**Instructions to follow**
Restate each entry word for word, leaving nothing out.

Stored entries
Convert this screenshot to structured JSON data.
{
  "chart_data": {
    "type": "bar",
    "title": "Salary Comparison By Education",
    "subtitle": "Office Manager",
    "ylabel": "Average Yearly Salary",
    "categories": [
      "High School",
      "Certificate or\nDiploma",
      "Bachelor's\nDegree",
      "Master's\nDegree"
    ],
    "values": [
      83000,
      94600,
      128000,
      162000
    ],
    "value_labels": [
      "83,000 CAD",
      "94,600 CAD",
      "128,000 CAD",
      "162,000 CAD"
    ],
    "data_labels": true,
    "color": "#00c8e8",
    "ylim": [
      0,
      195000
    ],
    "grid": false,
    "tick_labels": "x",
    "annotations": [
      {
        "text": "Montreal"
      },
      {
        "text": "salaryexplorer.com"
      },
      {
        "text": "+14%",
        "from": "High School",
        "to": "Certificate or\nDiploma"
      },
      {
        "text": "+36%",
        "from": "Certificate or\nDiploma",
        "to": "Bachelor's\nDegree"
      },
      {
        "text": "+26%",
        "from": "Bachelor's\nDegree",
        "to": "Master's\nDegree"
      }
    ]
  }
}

**Answer to the task**
Convert this screenshot to structured JSON data.
{
  "chart_data": {
    "type": "bar",
    "title": "Salary Comparison By Education",
    "subtitle": "Office Manager",
    "ylabel": "Average Yearly Salary",
    "categories": [
      "High School",
      "Certificate or\nDiploma",
      "Bachelor's\nDegree",
      "Master's\nDegree"
    ],
    "values": [
      83000,
      94600,
      128000,
      162000
    ],
    "value_labels": [
      "83,000 CAD",
      "94,600 CAD",
      "128,000 CAD",
      "162,000 CAD"
    ],
    "data_labels": true,
    "color": "#00c8e8",
    "ylim": [
      0,
      195000
    ],
    "grid": false,
    "tick_labels": "x",
    "annotations": [
      {
        "text": "Montreal"
      },
      {
        "text": "salaryexplorer.com"
      },
      {
        "text": "+14%",
        "from": "High School",
        "to": "Certificate or\nDiploma"
      },
      {
        "text": "+36%",
        "from": "Certificate or\nDiploma",
        "to": "Bachelor's\nDegree"
      },
      {
        "text": "+26%",
        "from": "Bachelor's\nDegree",
        "to": "Master's\nDegree"
      }
    ]
  }
}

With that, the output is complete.